## Given data:
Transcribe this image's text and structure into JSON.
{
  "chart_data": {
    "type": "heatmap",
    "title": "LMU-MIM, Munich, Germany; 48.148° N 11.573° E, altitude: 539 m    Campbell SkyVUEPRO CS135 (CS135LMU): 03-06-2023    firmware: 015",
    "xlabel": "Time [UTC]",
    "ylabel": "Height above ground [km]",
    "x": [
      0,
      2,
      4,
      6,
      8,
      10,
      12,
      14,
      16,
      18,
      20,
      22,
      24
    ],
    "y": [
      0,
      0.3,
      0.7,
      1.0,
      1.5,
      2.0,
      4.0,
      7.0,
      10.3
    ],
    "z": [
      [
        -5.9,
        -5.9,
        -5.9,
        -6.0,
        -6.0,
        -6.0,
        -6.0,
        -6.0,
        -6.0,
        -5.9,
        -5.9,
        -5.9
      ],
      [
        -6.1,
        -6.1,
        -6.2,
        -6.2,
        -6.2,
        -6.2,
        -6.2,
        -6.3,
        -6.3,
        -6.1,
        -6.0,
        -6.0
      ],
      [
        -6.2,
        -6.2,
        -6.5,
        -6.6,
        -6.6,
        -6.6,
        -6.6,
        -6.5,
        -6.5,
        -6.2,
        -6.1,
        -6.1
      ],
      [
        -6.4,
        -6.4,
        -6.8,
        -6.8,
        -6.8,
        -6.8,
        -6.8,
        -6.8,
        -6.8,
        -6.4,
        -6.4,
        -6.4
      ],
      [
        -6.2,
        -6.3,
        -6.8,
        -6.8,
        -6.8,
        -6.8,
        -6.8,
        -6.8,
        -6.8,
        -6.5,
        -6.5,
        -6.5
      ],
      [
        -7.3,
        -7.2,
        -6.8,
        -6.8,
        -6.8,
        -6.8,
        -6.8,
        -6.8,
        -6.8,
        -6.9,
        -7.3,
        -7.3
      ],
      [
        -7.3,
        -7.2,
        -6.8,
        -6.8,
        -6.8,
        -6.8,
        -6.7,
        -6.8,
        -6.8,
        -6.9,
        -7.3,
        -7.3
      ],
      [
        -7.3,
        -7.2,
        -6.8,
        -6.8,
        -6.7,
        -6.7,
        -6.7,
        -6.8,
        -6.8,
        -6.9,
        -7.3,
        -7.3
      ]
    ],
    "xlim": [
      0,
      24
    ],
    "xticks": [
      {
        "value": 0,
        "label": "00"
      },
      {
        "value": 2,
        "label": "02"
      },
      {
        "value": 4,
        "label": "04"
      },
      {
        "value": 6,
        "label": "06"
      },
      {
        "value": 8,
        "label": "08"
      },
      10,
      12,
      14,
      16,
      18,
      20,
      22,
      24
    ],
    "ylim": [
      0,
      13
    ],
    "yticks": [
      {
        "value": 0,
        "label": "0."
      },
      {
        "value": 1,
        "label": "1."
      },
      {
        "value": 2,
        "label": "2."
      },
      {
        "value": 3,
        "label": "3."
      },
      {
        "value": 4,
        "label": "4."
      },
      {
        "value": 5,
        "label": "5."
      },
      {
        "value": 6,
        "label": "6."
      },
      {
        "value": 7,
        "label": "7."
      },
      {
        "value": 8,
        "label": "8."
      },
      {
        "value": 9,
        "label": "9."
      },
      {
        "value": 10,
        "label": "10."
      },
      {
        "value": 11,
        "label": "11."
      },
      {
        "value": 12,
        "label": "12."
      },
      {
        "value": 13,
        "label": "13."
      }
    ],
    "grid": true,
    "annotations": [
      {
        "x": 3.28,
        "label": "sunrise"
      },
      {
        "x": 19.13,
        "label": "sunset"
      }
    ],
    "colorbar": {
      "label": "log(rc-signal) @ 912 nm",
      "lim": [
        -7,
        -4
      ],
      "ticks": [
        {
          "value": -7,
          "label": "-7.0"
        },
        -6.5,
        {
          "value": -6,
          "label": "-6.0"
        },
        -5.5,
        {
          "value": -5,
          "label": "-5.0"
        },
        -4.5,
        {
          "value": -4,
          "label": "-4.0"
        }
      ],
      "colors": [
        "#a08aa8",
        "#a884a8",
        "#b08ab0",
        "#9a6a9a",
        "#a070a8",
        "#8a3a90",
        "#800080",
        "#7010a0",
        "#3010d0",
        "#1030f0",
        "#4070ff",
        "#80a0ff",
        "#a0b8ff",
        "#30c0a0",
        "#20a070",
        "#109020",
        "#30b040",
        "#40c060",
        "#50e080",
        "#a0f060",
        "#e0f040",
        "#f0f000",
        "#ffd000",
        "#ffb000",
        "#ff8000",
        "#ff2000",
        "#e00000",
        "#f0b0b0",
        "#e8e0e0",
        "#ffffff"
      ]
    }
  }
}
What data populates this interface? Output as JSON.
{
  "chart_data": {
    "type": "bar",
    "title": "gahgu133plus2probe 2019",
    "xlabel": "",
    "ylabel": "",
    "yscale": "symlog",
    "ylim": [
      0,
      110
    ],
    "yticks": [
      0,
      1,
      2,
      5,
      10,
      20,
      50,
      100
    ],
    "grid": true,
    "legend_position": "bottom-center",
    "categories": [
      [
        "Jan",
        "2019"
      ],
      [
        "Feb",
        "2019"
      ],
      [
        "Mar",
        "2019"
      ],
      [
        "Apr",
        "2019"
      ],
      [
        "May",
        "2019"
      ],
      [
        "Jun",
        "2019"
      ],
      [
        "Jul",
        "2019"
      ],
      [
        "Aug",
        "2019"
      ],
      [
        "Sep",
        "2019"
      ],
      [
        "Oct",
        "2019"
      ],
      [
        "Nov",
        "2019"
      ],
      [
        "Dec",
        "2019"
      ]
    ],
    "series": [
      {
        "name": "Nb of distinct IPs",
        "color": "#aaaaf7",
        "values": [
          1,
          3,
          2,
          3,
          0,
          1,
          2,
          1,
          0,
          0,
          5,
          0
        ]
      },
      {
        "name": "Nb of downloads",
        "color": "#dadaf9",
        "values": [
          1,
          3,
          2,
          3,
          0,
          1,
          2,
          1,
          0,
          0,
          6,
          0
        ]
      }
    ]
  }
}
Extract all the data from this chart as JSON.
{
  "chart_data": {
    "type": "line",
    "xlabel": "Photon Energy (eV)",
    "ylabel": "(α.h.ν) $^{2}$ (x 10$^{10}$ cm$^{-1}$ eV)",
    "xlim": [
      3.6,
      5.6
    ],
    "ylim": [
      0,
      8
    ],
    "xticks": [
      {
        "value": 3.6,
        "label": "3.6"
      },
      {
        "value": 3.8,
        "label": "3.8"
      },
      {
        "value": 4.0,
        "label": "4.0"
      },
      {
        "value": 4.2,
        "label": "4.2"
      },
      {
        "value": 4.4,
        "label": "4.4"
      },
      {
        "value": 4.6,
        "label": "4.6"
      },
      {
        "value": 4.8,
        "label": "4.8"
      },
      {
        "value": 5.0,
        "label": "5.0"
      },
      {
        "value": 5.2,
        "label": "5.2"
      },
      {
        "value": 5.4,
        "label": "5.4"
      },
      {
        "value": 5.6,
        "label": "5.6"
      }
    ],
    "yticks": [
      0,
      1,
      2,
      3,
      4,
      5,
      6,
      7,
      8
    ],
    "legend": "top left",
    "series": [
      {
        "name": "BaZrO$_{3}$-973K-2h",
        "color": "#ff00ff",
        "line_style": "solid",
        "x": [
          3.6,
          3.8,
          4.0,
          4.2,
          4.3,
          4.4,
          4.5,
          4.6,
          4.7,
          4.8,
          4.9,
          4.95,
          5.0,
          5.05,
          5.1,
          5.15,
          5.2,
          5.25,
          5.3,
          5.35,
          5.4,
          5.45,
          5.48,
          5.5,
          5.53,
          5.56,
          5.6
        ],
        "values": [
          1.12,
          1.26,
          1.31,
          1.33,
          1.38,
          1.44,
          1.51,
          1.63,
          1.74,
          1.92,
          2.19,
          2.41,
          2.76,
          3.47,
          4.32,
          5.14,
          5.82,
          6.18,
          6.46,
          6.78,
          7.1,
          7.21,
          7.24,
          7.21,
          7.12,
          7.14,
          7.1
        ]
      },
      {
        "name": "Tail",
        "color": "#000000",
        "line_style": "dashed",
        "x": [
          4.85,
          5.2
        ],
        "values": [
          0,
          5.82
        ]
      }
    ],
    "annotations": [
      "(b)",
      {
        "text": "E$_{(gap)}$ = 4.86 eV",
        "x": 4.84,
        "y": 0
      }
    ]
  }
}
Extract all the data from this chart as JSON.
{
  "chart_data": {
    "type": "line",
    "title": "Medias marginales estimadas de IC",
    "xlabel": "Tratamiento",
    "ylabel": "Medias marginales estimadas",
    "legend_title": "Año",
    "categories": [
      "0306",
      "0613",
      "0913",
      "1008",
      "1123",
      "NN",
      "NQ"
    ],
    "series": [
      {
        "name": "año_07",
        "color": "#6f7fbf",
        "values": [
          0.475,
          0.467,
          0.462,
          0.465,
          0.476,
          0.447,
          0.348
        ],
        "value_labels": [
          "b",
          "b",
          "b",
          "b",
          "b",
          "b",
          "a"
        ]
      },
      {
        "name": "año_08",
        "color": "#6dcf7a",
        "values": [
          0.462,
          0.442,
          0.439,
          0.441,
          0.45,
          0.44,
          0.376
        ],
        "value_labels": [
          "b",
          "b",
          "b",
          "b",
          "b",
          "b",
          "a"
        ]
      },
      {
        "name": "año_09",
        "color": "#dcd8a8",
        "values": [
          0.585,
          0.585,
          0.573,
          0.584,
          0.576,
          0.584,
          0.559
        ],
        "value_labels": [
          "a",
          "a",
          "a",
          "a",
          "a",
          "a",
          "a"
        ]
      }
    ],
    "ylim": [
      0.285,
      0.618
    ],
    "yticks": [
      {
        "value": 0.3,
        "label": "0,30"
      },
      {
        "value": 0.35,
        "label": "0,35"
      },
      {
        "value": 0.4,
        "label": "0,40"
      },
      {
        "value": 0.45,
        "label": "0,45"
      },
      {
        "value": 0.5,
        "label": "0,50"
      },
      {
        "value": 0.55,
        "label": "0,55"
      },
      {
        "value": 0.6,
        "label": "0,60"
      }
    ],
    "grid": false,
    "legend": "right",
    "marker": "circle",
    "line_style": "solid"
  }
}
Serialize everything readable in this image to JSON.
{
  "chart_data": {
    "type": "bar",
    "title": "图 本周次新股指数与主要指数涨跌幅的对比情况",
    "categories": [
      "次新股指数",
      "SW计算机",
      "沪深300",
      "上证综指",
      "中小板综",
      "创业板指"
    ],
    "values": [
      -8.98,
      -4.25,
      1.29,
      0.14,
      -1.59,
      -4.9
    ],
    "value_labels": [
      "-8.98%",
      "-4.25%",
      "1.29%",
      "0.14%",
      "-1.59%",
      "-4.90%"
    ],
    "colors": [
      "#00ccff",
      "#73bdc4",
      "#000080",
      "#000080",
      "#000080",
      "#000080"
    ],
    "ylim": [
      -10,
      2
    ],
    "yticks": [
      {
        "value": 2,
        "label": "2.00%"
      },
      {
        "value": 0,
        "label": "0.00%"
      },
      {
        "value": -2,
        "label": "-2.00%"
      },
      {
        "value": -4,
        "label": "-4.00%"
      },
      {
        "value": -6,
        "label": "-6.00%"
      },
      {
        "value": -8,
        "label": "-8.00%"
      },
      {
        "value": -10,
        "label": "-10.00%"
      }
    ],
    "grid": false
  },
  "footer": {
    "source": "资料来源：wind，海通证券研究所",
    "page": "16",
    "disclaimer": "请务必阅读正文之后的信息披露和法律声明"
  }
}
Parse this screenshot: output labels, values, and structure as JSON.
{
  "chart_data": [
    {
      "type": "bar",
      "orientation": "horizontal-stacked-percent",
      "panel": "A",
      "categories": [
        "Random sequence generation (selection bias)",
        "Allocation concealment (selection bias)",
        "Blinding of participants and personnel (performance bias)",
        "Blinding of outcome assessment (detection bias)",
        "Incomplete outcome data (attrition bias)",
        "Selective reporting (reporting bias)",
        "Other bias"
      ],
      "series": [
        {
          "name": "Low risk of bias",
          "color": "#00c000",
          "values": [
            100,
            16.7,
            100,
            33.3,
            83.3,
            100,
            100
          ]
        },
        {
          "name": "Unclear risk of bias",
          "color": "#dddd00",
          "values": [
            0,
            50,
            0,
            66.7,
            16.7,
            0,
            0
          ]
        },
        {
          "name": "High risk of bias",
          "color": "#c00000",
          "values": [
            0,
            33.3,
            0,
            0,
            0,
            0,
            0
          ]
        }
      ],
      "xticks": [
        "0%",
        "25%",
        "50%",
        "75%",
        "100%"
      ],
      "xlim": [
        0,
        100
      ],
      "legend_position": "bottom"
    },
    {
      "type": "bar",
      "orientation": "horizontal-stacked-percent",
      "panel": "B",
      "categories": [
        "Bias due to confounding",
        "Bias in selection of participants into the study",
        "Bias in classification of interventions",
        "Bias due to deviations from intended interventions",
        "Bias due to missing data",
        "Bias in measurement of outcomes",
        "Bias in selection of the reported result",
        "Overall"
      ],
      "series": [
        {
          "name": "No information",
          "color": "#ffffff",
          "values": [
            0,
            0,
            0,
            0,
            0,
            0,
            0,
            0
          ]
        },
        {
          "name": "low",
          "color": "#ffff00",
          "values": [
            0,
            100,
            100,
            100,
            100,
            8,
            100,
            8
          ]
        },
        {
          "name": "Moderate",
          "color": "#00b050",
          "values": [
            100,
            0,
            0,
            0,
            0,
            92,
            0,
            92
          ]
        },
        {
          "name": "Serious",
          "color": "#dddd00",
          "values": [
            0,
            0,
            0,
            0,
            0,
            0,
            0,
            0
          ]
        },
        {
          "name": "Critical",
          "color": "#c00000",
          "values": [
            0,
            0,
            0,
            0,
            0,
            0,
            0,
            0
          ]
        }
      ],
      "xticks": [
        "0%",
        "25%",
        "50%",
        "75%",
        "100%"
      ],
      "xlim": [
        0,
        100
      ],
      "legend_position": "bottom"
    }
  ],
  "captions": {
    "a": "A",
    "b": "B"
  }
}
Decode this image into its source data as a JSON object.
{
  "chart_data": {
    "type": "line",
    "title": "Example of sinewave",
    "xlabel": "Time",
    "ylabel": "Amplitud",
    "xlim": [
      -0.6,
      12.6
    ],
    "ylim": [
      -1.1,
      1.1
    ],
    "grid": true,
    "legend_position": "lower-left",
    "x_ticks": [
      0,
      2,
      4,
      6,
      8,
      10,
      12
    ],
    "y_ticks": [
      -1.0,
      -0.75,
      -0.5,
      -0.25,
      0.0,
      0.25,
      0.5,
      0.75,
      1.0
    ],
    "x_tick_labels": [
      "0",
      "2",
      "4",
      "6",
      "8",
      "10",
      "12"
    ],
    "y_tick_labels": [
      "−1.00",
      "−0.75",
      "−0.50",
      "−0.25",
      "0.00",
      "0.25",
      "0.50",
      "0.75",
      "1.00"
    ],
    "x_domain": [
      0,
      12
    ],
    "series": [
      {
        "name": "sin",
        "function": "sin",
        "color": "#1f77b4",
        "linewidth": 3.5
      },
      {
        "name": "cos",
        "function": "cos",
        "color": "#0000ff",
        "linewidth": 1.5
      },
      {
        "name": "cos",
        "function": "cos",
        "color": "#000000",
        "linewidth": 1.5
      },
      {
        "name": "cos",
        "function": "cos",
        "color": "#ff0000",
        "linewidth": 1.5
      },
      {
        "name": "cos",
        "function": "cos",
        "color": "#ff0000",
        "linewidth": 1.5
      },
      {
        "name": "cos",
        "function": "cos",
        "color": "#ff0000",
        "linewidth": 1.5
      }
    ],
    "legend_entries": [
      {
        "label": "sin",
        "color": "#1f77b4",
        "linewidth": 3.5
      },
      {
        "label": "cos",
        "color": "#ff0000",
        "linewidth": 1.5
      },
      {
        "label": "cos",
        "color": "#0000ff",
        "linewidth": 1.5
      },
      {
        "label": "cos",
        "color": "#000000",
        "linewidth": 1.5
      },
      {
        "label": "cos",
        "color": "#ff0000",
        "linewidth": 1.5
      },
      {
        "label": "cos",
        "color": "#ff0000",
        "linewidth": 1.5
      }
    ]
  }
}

## Goal:
Search the material above for "JSON". Pull out each line where it shows up.

## Solved problem:
Transcribe this image's text and structure into JSON.
What data populates this interface? Output as JSON.
Extract all the data from this chart as JSON.
Extract all the data from this chart as JSON.
Serialize everything readable in this image to JSON.
Parse this screenshot: output labels, values, and structure as JSON.
Decode this image into its source data as a JSON object.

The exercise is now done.